- **Data**:
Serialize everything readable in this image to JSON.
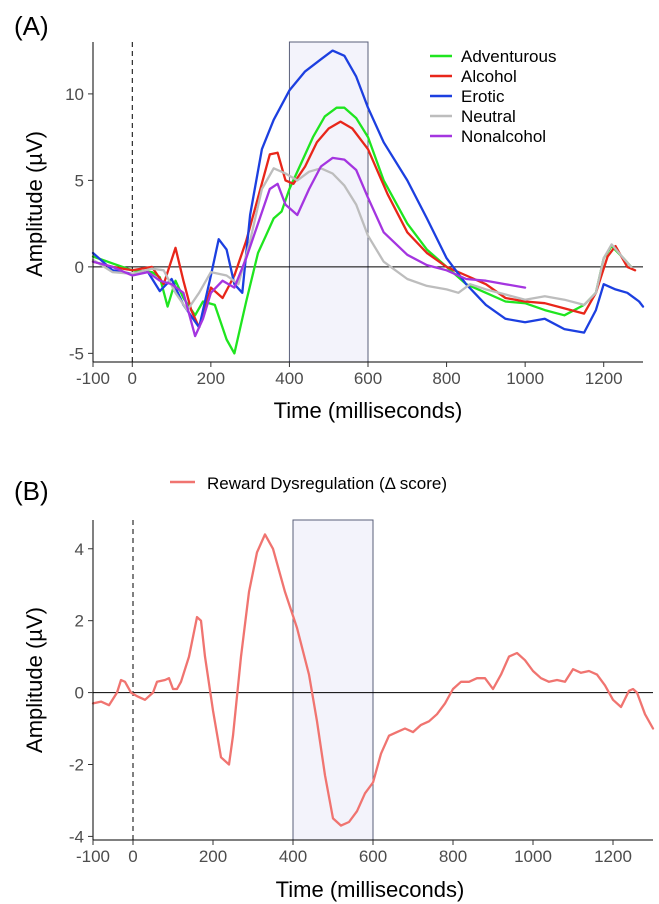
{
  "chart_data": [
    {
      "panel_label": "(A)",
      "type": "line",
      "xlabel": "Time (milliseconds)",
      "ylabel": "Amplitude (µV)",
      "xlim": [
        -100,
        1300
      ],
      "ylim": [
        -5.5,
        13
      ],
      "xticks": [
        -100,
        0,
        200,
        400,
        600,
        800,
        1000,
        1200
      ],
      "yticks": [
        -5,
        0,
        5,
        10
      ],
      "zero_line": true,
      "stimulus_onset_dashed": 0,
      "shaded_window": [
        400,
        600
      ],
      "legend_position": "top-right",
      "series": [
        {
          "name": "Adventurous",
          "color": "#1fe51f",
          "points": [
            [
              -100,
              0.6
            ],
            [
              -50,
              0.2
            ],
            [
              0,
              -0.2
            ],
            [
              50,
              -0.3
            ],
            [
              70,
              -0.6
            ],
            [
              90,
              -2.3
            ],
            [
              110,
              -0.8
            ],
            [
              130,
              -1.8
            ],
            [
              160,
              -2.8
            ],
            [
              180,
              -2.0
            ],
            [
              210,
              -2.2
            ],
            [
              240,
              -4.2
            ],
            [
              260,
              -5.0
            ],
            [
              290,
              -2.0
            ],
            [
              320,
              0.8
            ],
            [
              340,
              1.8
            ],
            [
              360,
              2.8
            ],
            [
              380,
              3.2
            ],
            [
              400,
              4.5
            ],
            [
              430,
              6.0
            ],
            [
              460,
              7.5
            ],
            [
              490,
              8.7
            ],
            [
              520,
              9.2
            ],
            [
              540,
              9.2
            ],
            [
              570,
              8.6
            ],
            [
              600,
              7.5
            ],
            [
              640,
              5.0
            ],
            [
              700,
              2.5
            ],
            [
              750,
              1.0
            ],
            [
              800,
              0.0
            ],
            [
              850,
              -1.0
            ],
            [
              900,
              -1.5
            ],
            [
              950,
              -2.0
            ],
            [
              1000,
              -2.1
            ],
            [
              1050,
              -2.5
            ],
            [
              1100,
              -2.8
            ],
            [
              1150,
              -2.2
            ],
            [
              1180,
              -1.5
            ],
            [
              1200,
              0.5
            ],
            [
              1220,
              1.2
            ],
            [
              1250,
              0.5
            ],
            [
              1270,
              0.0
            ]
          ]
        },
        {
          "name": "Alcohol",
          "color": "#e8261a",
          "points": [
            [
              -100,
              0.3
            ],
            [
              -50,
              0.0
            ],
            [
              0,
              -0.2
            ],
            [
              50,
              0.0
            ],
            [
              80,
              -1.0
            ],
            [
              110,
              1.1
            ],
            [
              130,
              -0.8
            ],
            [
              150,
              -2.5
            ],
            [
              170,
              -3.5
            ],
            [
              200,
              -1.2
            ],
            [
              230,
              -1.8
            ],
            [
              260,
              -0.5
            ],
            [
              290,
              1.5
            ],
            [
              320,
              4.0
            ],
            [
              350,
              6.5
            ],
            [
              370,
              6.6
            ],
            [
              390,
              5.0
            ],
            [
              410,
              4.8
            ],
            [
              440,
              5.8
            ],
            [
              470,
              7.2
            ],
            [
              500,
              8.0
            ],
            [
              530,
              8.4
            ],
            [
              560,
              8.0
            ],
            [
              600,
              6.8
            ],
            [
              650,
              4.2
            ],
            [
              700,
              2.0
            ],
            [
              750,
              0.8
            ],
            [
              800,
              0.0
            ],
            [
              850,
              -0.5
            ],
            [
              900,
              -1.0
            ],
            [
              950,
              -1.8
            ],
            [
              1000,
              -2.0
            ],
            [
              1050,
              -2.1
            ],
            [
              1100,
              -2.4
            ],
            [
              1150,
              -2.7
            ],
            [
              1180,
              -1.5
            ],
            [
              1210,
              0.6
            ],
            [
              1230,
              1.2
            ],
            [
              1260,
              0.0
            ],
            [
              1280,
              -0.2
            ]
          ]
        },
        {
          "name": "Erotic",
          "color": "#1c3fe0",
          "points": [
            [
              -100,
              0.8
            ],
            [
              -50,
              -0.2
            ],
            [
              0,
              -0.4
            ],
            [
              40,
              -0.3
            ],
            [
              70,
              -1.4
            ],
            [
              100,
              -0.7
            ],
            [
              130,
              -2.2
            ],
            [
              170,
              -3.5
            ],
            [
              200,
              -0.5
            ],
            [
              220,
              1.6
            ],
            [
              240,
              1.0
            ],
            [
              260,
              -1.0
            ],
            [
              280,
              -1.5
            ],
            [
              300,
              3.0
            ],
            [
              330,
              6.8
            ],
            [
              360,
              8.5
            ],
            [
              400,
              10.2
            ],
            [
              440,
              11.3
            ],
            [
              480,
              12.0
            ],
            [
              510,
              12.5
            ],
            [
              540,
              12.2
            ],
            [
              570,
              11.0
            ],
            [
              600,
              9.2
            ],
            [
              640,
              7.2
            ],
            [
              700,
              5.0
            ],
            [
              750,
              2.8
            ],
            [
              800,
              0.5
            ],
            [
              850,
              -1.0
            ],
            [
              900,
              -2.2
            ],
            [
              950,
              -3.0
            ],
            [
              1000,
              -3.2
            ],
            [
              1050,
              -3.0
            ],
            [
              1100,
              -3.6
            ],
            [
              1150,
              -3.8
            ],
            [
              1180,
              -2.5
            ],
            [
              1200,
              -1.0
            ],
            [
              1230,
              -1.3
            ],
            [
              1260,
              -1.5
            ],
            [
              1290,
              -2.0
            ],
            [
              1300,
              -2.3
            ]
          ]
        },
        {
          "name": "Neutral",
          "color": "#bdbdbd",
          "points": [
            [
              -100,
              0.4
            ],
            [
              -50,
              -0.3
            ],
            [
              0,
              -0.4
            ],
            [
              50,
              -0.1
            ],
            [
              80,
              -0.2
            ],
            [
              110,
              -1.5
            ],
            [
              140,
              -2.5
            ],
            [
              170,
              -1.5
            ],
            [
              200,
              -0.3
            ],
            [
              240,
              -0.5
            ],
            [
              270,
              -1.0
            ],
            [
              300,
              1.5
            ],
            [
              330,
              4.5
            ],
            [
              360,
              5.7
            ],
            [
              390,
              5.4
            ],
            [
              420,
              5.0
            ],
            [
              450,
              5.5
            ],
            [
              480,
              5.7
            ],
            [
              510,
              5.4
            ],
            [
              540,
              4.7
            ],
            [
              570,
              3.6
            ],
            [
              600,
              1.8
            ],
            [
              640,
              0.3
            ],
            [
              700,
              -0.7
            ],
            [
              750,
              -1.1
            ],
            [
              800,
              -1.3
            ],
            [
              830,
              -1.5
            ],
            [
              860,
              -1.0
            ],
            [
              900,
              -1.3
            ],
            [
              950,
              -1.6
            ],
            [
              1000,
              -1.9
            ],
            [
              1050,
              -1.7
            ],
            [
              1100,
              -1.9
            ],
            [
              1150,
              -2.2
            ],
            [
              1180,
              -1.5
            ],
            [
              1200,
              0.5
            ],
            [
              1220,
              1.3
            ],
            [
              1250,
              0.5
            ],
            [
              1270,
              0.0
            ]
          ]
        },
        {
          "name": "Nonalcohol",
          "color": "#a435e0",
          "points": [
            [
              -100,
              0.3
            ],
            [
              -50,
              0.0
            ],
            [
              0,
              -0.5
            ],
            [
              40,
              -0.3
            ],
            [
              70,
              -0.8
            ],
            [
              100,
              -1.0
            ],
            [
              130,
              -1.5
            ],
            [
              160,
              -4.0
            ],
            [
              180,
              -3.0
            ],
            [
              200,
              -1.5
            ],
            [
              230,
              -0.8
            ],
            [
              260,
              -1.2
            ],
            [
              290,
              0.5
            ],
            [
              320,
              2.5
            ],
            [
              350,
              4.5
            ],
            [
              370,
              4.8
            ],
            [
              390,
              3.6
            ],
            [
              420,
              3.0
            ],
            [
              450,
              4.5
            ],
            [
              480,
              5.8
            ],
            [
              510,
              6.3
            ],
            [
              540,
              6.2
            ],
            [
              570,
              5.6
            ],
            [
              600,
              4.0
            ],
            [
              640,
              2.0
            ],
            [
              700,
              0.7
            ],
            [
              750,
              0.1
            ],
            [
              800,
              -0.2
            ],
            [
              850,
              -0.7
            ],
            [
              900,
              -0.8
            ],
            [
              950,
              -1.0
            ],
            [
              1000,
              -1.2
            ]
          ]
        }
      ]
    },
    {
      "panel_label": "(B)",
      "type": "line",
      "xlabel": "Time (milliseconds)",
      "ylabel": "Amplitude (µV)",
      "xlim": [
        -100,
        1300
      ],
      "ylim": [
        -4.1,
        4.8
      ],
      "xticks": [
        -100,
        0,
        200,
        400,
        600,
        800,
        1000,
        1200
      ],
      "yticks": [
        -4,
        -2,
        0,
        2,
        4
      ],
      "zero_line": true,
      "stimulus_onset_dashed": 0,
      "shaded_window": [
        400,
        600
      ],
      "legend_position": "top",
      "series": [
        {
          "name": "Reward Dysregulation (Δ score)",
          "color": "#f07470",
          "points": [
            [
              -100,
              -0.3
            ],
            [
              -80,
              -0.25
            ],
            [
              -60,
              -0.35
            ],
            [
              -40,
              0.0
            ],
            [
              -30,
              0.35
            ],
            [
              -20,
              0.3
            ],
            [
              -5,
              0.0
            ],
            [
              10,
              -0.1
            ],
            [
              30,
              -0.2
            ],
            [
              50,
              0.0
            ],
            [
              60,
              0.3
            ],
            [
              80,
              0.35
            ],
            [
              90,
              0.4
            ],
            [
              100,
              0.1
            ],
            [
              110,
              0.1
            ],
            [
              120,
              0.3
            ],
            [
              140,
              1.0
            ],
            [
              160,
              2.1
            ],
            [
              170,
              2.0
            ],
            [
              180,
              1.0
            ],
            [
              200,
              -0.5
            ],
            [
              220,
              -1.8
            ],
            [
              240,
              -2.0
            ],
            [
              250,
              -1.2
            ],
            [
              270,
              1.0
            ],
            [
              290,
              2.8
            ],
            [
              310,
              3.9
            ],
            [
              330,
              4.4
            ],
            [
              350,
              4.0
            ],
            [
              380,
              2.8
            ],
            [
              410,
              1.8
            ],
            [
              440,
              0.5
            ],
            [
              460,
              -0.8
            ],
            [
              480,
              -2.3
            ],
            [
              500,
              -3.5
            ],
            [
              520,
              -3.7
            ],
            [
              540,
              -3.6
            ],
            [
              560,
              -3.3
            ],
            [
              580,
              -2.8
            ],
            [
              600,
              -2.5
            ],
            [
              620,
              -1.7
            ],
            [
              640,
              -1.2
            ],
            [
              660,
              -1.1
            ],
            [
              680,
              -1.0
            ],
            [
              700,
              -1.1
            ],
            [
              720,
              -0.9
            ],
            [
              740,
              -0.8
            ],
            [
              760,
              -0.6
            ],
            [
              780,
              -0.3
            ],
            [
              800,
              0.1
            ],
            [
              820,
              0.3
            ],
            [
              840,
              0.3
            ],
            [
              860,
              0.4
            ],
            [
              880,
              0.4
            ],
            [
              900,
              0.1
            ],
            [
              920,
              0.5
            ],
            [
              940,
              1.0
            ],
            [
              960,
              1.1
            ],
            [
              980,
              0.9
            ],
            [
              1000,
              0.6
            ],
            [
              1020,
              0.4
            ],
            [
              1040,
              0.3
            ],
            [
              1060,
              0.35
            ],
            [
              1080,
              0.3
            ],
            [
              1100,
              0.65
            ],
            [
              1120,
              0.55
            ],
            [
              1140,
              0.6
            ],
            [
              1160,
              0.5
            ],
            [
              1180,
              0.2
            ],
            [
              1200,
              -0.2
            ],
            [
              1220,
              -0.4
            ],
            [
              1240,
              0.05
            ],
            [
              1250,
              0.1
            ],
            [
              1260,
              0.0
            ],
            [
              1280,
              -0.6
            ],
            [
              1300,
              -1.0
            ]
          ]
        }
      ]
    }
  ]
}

- **Work instructions**:
For each line of the listing that holds the word "color", show that line.

- **Response below**:
          "color": "#1fe51f",
          "color": "#e8261a",
          "color": "#1c3fe0",
          "color": "#bdbdbd",
          "color": "#a435e0",
          "color": "#f07470",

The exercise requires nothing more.